**Work request**
Look for the word "JSON" in the entries and copy every line where it shows up.

**Collected data**
[Start of section]

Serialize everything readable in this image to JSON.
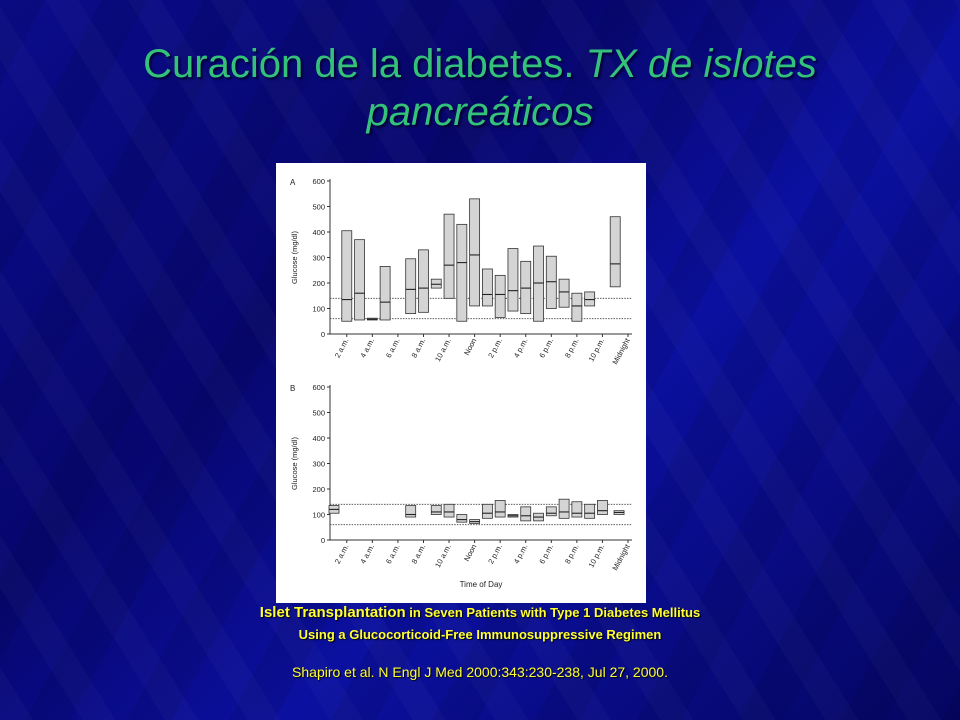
{
  "slide": {
    "title_plain": "Curación de la diabetes.",
    "title_italic_1": "TX de islotes",
    "title_italic_2": "pancreáticos"
  },
  "caption": {
    "line1_lead": "Islet Transplantation",
    "line1_rest": "in Seven Patients with Type 1 Diabetes Mellitus",
    "line2": "Using a Glucocorticoid-Free Immunosuppressive Regimen",
    "citation": "Shapiro et al. N Engl J Med 2000:343:230-238, Jul 27, 2000."
  },
  "chart_data": [
    {
      "type": "box",
      "panel": "A",
      "ylabel": "Glucose (mg/dl)",
      "xlabel": "",
      "ylim": [
        0,
        600
      ],
      "yticks": [
        0,
        100,
        200,
        300,
        400,
        500,
        600
      ],
      "xlim": [
        1,
        24
      ],
      "xticks": [
        {
          "x": 2,
          "label": "2 a.m."
        },
        {
          "x": 4,
          "label": "4 a.m."
        },
        {
          "x": 6,
          "label": "6 a.m."
        },
        {
          "x": 8,
          "label": "8 a.m."
        },
        {
          "x": 10,
          "label": "10 a.m."
        },
        {
          "x": 12,
          "label": "Noon"
        },
        {
          "x": 14,
          "label": "2 p.m."
        },
        {
          "x": 16,
          "label": "4 p.m."
        },
        {
          "x": 18,
          "label": "6 p.m."
        },
        {
          "x": 20,
          "label": "8 p.m."
        },
        {
          "x": 22,
          "label": "10 p.m."
        },
        {
          "x": 24,
          "label": "Midnight"
        }
      ],
      "reference_lines": [
        60,
        140
      ],
      "boxes": [
        {
          "x": 2,
          "low": 50,
          "high": 405,
          "median": 135
        },
        {
          "x": 3,
          "low": 55,
          "high": 370,
          "median": 160
        },
        {
          "x": 4,
          "low": 55,
          "high": 62,
          "median": 58
        },
        {
          "x": 5,
          "low": 55,
          "high": 265,
          "median": 125
        },
        {
          "x": 7,
          "low": 80,
          "high": 295,
          "median": 175
        },
        {
          "x": 8,
          "low": 85,
          "high": 330,
          "median": 180
        },
        {
          "x": 9,
          "low": 180,
          "high": 215,
          "median": 195
        },
        {
          "x": 10,
          "low": 140,
          "high": 470,
          "median": 270
        },
        {
          "x": 11,
          "low": 50,
          "high": 430,
          "median": 280
        },
        {
          "x": 12,
          "low": 110,
          "high": 530,
          "median": 310
        },
        {
          "x": 13,
          "low": 110,
          "high": 255,
          "median": 155
        },
        {
          "x": 14,
          "low": 65,
          "high": 230,
          "median": 155
        },
        {
          "x": 15,
          "low": 90,
          "high": 335,
          "median": 170
        },
        {
          "x": 16,
          "low": 80,
          "high": 285,
          "median": 180
        },
        {
          "x": 17,
          "low": 50,
          "high": 345,
          "median": 200
        },
        {
          "x": 18,
          "low": 100,
          "high": 305,
          "median": 205
        },
        {
          "x": 19,
          "low": 105,
          "high": 215,
          "median": 165
        },
        {
          "x": 20,
          "low": 50,
          "high": 160,
          "median": 110
        },
        {
          "x": 21,
          "low": 110,
          "high": 165,
          "median": 135
        },
        {
          "x": 23,
          "low": 185,
          "high": 460,
          "median": 275
        }
      ]
    },
    {
      "type": "box",
      "panel": "B",
      "ylabel": "Glucose (mg/dl)",
      "xlabel": "Time of Day",
      "ylim": [
        0,
        600
      ],
      "yticks": [
        0,
        100,
        200,
        300,
        400,
        500,
        600
      ],
      "xlim": [
        1,
        24
      ],
      "xticks": [
        {
          "x": 2,
          "label": "2 a.m."
        },
        {
          "x": 4,
          "label": "4 a.m."
        },
        {
          "x": 6,
          "label": "6 a.m."
        },
        {
          "x": 8,
          "label": "8 a.m."
        },
        {
          "x": 10,
          "label": "10 a.m."
        },
        {
          "x": 12,
          "label": "Noon"
        },
        {
          "x": 14,
          "label": "2 p.m."
        },
        {
          "x": 16,
          "label": "4 p.m."
        },
        {
          "x": 18,
          "label": "6 p.m."
        },
        {
          "x": 20,
          "label": "8 p.m."
        },
        {
          "x": 22,
          "label": "10 p.m."
        },
        {
          "x": 24,
          "label": "Midnight"
        }
      ],
      "reference_lines": [
        60,
        140
      ],
      "boxes": [
        {
          "x": 1,
          "low": 105,
          "high": 135,
          "median": 120
        },
        {
          "x": 7,
          "low": 90,
          "high": 135,
          "median": 100
        },
        {
          "x": 9,
          "low": 100,
          "high": 135,
          "median": 110
        },
        {
          "x": 10,
          "low": 90,
          "high": 140,
          "median": 110
        },
        {
          "x": 11,
          "low": 70,
          "high": 100,
          "median": 80
        },
        {
          "x": 12,
          "low": 65,
          "high": 80,
          "median": 72
        },
        {
          "x": 13,
          "low": 85,
          "high": 140,
          "median": 105
        },
        {
          "x": 14,
          "low": 90,
          "high": 155,
          "median": 110
        },
        {
          "x": 15,
          "low": 90,
          "high": 100,
          "median": 95
        },
        {
          "x": 16,
          "low": 75,
          "high": 130,
          "median": 95
        },
        {
          "x": 17,
          "low": 75,
          "high": 105,
          "median": 90
        },
        {
          "x": 18,
          "low": 95,
          "high": 130,
          "median": 105
        },
        {
          "x": 19,
          "low": 85,
          "high": 160,
          "median": 110
        },
        {
          "x": 20,
          "low": 90,
          "high": 150,
          "median": 105
        },
        {
          "x": 21,
          "low": 85,
          "high": 140,
          "median": 105
        },
        {
          "x": 22,
          "low": 100,
          "high": 155,
          "median": 115
        },
        {
          "x": 23.3,
          "low": 100,
          "high": 115,
          "median": 108
        }
      ]
    }
  ]
}
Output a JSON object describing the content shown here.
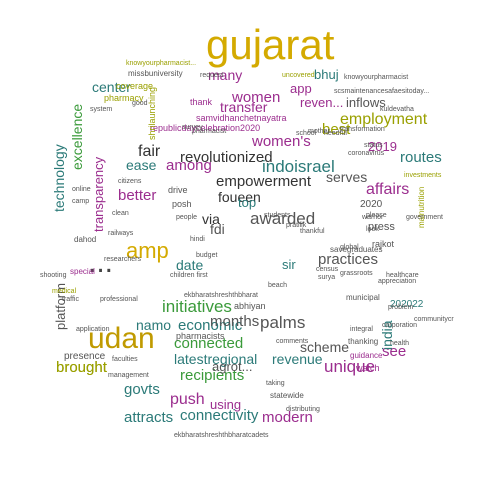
{
  "word_cloud": {
    "words": [
      {
        "text": "gujarat",
        "color": "#d4aa00"
      },
      {
        "text": "udan",
        "color": "#c09a00"
      },
      {
        "text": "amp",
        "color": "#d4aa00"
      },
      {
        "text": "...",
        "color": "#444444"
      },
      {
        "text": "indoisrael",
        "color": "#2b7a78"
      },
      {
        "text": "empowerment",
        "color": "#333333"
      },
      {
        "text": "revolutionized",
        "color": "#333333"
      },
      {
        "text": "employment",
        "color": "#9aa000"
      },
      {
        "text": "initiatives",
        "color": "#3a9a3a"
      },
      {
        "text": "practices",
        "color": "#555555"
      },
      {
        "text": "unique",
        "color": "#9b2d8e"
      },
      {
        "text": "women's",
        "color": "#9b2d8e"
      },
      {
        "text": "women",
        "color": "#9b2d8e"
      },
      {
        "text": "awarded",
        "color": "#555555"
      },
      {
        "text": "connected",
        "color": "#3a9a3a"
      },
      {
        "text": "economic",
        "color": "#2b7a78"
      },
      {
        "text": "palms",
        "color": "#555555"
      },
      {
        "text": "months",
        "color": "#555555"
      },
      {
        "text": "scheme",
        "color": "#555555"
      },
      {
        "text": "revenue",
        "color": "#2b7a78"
      },
      {
        "text": "recipients",
        "color": "#3a9a3a"
      },
      {
        "text": "latestregional",
        "color": "#2b7a78"
      },
      {
        "text": "connectivity",
        "color": "#2b7a78"
      },
      {
        "text": "modern",
        "color": "#9b2d8e"
      },
      {
        "text": "attracts",
        "color": "#2b7a78"
      },
      {
        "text": "brought",
        "color": "#9aa000"
      },
      {
        "text": "push",
        "color": "#9b2d8e"
      },
      {
        "text": "using",
        "color": "#9b2d8e"
      },
      {
        "text": "govts",
        "color": "#2b7a78"
      },
      {
        "text": "namo",
        "color": "#2b7a78"
      },
      {
        "text": "see",
        "color": "#9b2d8e"
      },
      {
        "text": "affairs",
        "color": "#9b2d8e"
      },
      {
        "text": "routes",
        "color": "#2b7a78"
      },
      {
        "text": "best",
        "color": "#9aa000"
      },
      {
        "text": "2019",
        "color": "#9b2d8e"
      },
      {
        "text": "serves",
        "color": "#555555"
      },
      {
        "text": "inflows",
        "color": "#555555"
      },
      {
        "text": "reven...",
        "color": "#9b2d8e"
      },
      {
        "text": "app",
        "color": "#9b2d8e"
      },
      {
        "text": "many",
        "color": "#9b2d8e"
      },
      {
        "text": "bhuj",
        "color": "#2b7a78"
      },
      {
        "text": "transfer",
        "color": "#9b2d8e"
      },
      {
        "text": "among",
        "color": "#9b2d8e"
      },
      {
        "text": "foueen",
        "color": "#333333"
      },
      {
        "text": "fair",
        "color": "#333333"
      },
      {
        "text": "ease",
        "color": "#2b7a78"
      },
      {
        "text": "better",
        "color": "#9b2d8e"
      },
      {
        "text": "center",
        "color": "#2b7a78"
      },
      {
        "text": "excellence",
        "color": "#3a9a3a"
      },
      {
        "text": "technology",
        "color": "#2b7a78"
      },
      {
        "text": "transparency",
        "color": "#9b2d8e"
      },
      {
        "text": "platform",
        "color": "#555555"
      },
      {
        "text": "date",
        "color": "#2b7a78"
      },
      {
        "text": "fdi",
        "color": "#555555"
      },
      {
        "text": "via",
        "color": "#333333"
      },
      {
        "text": "top",
        "color": "#2b7a78"
      },
      {
        "text": "sir",
        "color": "#2b7a78"
      },
      {
        "text": "india",
        "color": "#2b7a78"
      },
      {
        "text": "agrot...",
        "color": "#555555"
      },
      {
        "text": "press",
        "color": "#555555"
      },
      {
        "text": "2020",
        "color": "#555555"
      },
      {
        "text": "samvidhanchetnayatra",
        "color": "#9b2d8e"
      },
      {
        "text": "republicdaycelebration2020",
        "color": "#9b2d8e"
      },
      {
        "text": "shrilaunching",
        "color": "#9aa000"
      },
      {
        "text": "coverage",
        "color": "#9aa000"
      },
      {
        "text": "pharmacy",
        "color": "#9aa000"
      },
      {
        "text": "thank",
        "color": "#9b2d8e"
      },
      {
        "text": "missbuniversity",
        "color": "#555555"
      },
      {
        "text": "request",
        "color": "#555555"
      },
      {
        "text": "knowyourpharmacist...",
        "color": "#9aa000"
      },
      {
        "text": "knowyourpharmacist",
        "color": "#555555"
      },
      {
        "text": "scsmaintenancesafaesitoday...",
        "color": "#555555"
      },
      {
        "text": "uncovered",
        "color": "#9aa000"
      },
      {
        "text": "abhiyan",
        "color": "#555555"
      },
      {
        "text": "pharmacists",
        "color": "#555555"
      },
      {
        "text": "statewide",
        "color": "#555555"
      },
      {
        "text": "brought",
        "color": "#9aa000"
      },
      {
        "text": "presence",
        "color": "#555555"
      },
      {
        "text": "202022",
        "color": "#2b7a78"
      },
      {
        "text": "municipal",
        "color": "#555555"
      },
      {
        "text": "thanking",
        "color": "#555555"
      },
      {
        "text": "malnutrition",
        "color": "#9aa000"
      },
      {
        "text": "guidance",
        "color": "#9b2d8e"
      },
      {
        "text": "watch",
        "color": "#9b2d8e"
      },
      {
        "text": "drive",
        "color": "#555555"
      },
      {
        "text": "posh",
        "color": "#555555"
      },
      {
        "text": "system",
        "color": "#555555"
      },
      {
        "text": "school",
        "color": "#555555"
      },
      {
        "text": "survey",
        "color": "#555555"
      },
      {
        "text": "good",
        "color": "#555555"
      },
      {
        "text": "status",
        "color": "#555555"
      },
      {
        "text": "kuldevatha",
        "color": "#555555"
      },
      {
        "text": "healthcare",
        "color": "#555555"
      },
      {
        "text": "investments",
        "color": "#9aa000"
      },
      {
        "text": "mother",
        "color": "#555555"
      },
      {
        "text": "corporation",
        "color": "#555555"
      },
      {
        "text": "communitycr",
        "color": "#555555"
      },
      {
        "text": "appreciation",
        "color": "#555555"
      },
      {
        "text": "problem",
        "color": "#555555"
      },
      {
        "text": "ekbharatshreshthbharat",
        "color": "#555555"
      },
      {
        "text": "ekbharatshreshthbharatcadets",
        "color": "#555555"
      },
      {
        "text": "professional",
        "color": "#555555"
      },
      {
        "text": "faculties",
        "color": "#555555"
      },
      {
        "text": "management",
        "color": "#555555"
      },
      {
        "text": "application",
        "color": "#555555"
      },
      {
        "text": "medical",
        "color": "#9aa000"
      },
      {
        "text": "shooting",
        "color": "#555555"
      },
      {
        "text": "special",
        "color": "#9b2d8e"
      },
      {
        "text": "traffic",
        "color": "#555555"
      },
      {
        "text": "children first",
        "color": "#555555"
      },
      {
        "text": "comments",
        "color": "#555555"
      },
      {
        "text": "integral",
        "color": "#555555"
      },
      {
        "text": "distributing",
        "color": "#555555"
      },
      {
        "text": "taking",
        "color": "#555555"
      },
      {
        "text": "pharmacist",
        "color": "#555555"
      },
      {
        "text": "budget",
        "color": "#555555"
      },
      {
        "text": "hindi",
        "color": "#555555"
      },
      {
        "text": "online",
        "color": "#555555"
      },
      {
        "text": "camp",
        "color": "#555555"
      },
      {
        "text": "citizens",
        "color": "#555555"
      },
      {
        "text": "government",
        "color": "#555555"
      },
      {
        "text": "health",
        "color": "#555555"
      },
      {
        "text": "coronavirus",
        "color": "#555555"
      },
      {
        "text": "thankful",
        "color": "#555555"
      },
      {
        "text": "global",
        "color": "#555555"
      },
      {
        "text": "pratilik",
        "color": "#555555"
      },
      {
        "text": "warrior",
        "color": "#555555"
      },
      {
        "text": "look",
        "color": "#555555"
      },
      {
        "text": "please",
        "color": "#555555"
      },
      {
        "text": "rajkot",
        "color": "#555555"
      },
      {
        "text": "savegraduates",
        "color": "#555555"
      },
      {
        "text": "needful",
        "color": "#555555"
      },
      {
        "text": "transformation",
        "color": "#555555"
      },
      {
        "text": "grassroots",
        "color": "#555555"
      },
      {
        "text": "census",
        "color": "#555555"
      },
      {
        "text": "surya",
        "color": "#555555"
      },
      {
        "text": "researchers",
        "color": "#555555"
      },
      {
        "text": "people",
        "color": "#555555"
      },
      {
        "text": "students",
        "color": "#555555"
      },
      {
        "text": "beach",
        "color": "#555555"
      },
      {
        "text": "clean",
        "color": "#555555"
      },
      {
        "text": "dahod",
        "color": "#555555"
      },
      {
        "text": "railways",
        "color": "#555555"
      }
    ]
  }
}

[End of section]

**Written response**
Serialize everything readable in this image to JSON.
Output a JSON object describing the content shown here.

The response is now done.